_Task statement:_ Each record below must be returned exactly as shown.

_Rows:_
*-*-*
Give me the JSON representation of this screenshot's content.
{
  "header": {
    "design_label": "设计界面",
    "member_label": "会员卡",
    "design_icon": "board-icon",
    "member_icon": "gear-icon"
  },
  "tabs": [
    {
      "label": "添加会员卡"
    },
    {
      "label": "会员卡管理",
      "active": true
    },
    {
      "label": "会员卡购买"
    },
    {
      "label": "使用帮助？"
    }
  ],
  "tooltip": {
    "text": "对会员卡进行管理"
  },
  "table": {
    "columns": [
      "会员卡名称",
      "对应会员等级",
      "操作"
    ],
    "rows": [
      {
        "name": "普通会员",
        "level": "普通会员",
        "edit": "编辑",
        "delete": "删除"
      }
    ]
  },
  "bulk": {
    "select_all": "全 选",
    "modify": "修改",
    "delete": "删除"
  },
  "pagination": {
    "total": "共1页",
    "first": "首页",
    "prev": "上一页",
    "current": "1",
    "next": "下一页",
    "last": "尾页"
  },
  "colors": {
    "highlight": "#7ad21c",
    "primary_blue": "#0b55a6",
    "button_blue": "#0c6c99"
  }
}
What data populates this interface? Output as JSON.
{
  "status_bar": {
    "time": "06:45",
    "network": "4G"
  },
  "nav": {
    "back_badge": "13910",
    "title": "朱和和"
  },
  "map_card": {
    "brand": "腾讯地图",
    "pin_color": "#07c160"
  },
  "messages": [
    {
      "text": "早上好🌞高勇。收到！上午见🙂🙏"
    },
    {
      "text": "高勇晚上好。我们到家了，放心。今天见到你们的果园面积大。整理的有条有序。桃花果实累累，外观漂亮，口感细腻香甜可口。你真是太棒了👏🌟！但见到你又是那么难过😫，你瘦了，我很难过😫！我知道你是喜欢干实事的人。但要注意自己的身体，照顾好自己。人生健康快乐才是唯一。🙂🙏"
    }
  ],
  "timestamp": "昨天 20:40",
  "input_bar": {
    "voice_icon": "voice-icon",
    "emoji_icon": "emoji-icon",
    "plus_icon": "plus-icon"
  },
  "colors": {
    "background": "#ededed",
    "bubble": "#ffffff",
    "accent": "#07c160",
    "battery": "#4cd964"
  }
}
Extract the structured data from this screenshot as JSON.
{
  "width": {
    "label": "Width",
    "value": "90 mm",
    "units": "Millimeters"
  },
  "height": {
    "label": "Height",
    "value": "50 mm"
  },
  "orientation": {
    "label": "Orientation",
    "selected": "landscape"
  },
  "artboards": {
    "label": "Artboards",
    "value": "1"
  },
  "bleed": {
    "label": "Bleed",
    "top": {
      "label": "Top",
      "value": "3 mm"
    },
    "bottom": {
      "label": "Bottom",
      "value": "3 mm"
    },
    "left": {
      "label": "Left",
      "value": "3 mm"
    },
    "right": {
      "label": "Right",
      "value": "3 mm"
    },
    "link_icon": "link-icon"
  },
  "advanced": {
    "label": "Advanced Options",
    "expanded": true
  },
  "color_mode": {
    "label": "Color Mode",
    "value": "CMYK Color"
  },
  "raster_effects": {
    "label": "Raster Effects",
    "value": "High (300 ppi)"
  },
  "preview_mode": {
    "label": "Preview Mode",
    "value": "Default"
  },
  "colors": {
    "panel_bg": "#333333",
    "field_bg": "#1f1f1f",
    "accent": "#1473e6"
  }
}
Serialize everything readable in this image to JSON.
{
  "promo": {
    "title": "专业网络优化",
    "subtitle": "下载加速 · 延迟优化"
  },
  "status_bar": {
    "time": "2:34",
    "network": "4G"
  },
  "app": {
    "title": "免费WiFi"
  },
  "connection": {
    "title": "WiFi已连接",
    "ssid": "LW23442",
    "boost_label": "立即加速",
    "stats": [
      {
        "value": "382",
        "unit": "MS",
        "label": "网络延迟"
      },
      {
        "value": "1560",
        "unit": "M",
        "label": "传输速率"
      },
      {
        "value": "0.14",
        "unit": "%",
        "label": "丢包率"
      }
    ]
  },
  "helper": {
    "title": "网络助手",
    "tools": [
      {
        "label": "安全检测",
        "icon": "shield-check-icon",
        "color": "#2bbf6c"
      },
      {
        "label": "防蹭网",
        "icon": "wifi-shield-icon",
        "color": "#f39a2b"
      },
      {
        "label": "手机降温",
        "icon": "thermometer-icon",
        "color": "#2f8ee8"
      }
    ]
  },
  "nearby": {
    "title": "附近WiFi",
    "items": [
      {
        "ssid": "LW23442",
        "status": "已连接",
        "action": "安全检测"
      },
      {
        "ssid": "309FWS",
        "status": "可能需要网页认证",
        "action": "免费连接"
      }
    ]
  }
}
*-*-*
_Right answer:_
Give me the JSON representation of this screenshot's content.
{
  "header": {
    "design_label": "设计界面",
    "member_label": "会员卡",
    "design_icon": "board-icon",
    "member_icon": "gear-icon"
  },
  "tabs": [
    {
      "label": "添加会员卡"
    },
    {
      "label": "会员卡管理",
      "active": true
    },
    {
      "label": "会员卡购买"
    },
    {
      "label": "使用帮助？"
    }
  ],
  "tooltip": {
    "text": "对会员卡进行管理"
  },
  "table": {
    "columns": [
      "会员卡名称",
      "对应会员等级",
      "操作"
    ],
    "rows": [
      {
        "name": "普通会员",
        "level": "普通会员",
        "edit": "编辑",
        "delete": "删除"
      }
    ]
  },
  "bulk": {
    "select_all": "全 选",
    "modify": "修改",
    "delete": "删除"
  },
  "pagination": {
    "total": "共1页",
    "first": "首页",
    "prev": "上一页",
    "current": "1",
    "next": "下一页",
    "last": "尾页"
  },
  "colors": {
    "highlight": "#7ad21c",
    "primary_blue": "#0b55a6",
    "button_blue": "#0c6c99"
  }
}
What data populates this interface? Output as JSON.
{
  "status_bar": {
    "time": "06:45",
    "network": "4G"
  },
  "nav": {
    "back_badge": "13910",
    "title": "朱和和"
  },
  "map_card": {
    "brand": "腾讯地图",
    "pin_color": "#07c160"
  },
  "messages": [
    {
      "text": "早上好🌞高勇。收到！上午见🙂🙏"
    },
    {
      "text": "高勇晚上好。我们到家了，放心。今天见到你们的果园面积大。整理的有条有序。桃花果实累累，外观漂亮，口感细腻香甜可口。你真是太棒了👏🌟！但见到你又是那么难过😫，你瘦了，我很难过😫！我知道你是喜欢干实事的人。但要注意自己的身体，照顾好自己。人生健康快乐才是唯一。🙂🙏"
    }
  ],
  "timestamp": "昨天 20:40",
  "input_bar": {
    "voice_icon": "voice-icon",
    "emoji_icon": "emoji-icon",
    "plus_icon": "plus-icon"
  },
  "colors": {
    "background": "#ededed",
    "bubble": "#ffffff",
    "accent": "#07c160",
    "battery": "#4cd964"
  }
}
Extract the structured data from this screenshot as JSON.
{
  "width": {
    "label": "Width",
    "value": "90 mm",
    "units": "Millimeters"
  },
  "height": {
    "label": "Height",
    "value": "50 mm"
  },
  "orientation": {
    "label": "Orientation",
    "selected": "landscape"
  },
  "artboards": {
    "label": "Artboards",
    "value": "1"
  },
  "bleed": {
    "label": "Bleed",
    "top": {
      "label": "Top",
      "value": "3 mm"
    },
    "bottom": {
      "label": "Bottom",
      "value": "3 mm"
    },
    "left": {
      "label": "Left",
      "value": "3 mm"
    },
    "right": {
      "label": "Right",
      "value": "3 mm"
    },
    "link_icon": "link-icon"
  },
  "advanced": {
    "label": "Advanced Options",
    "expanded": true
  },
  "color_mode": {
    "label": "Color Mode",
    "value": "CMYK Color"
  },
  "raster_effects": {
    "label": "Raster Effects",
    "value": "High (300 ppi)"
  },
  "preview_mode": {
    "label": "Preview Mode",
    "value": "Default"
  },
  "colors": {
    "panel_bg": "#333333",
    "field_bg": "#1f1f1f",
    "accent": "#1473e6"
  }
}
Serialize everything readable in this image to JSON.
{
  "promo": {
    "title": "专业网络优化",
    "subtitle": "下载加速 · 延迟优化"
  },
  "status_bar": {
    "time": "2:34",
    "network": "4G"
  },
  "app": {
    "title": "免费WiFi"
  },
  "connection": {
    "title": "WiFi已连接",
    "ssid": "LW23442",
    "boost_label": "立即加速",
    "stats": [
      {
        "value": "382",
        "unit": "MS",
        "label": "网络延迟"
      },
      {
        "value": "1560",
        "unit": "M",
        "label": "传输速率"
      },
      {
        "value": "0.14",
        "unit": "%",
        "label": "丢包率"
      }
    ]
  },
  "helper": {
    "title": "网络助手",
    "tools": [
      {
        "label": "安全检测",
        "icon": "shield-check-icon",
        "color": "#2bbf6c"
      },
      {
        "label": "防蹭网",
        "icon": "wifi-shield-icon",
        "color": "#f39a2b"
      },
      {
        "label": "手机降温",
        "icon": "thermometer-icon",
        "color": "#2f8ee8"
      }
    ]
  },
  "nearby": {
    "title": "附近WiFi",
    "items": [
      {
        "ssid": "LW23442",
        "status": "已连接",
        "action": "安全检测"
      },
      {
        "ssid": "309FWS",
        "status": "可能需要网页认证",
        "action": "免费连接"
      }
    ]
  }
}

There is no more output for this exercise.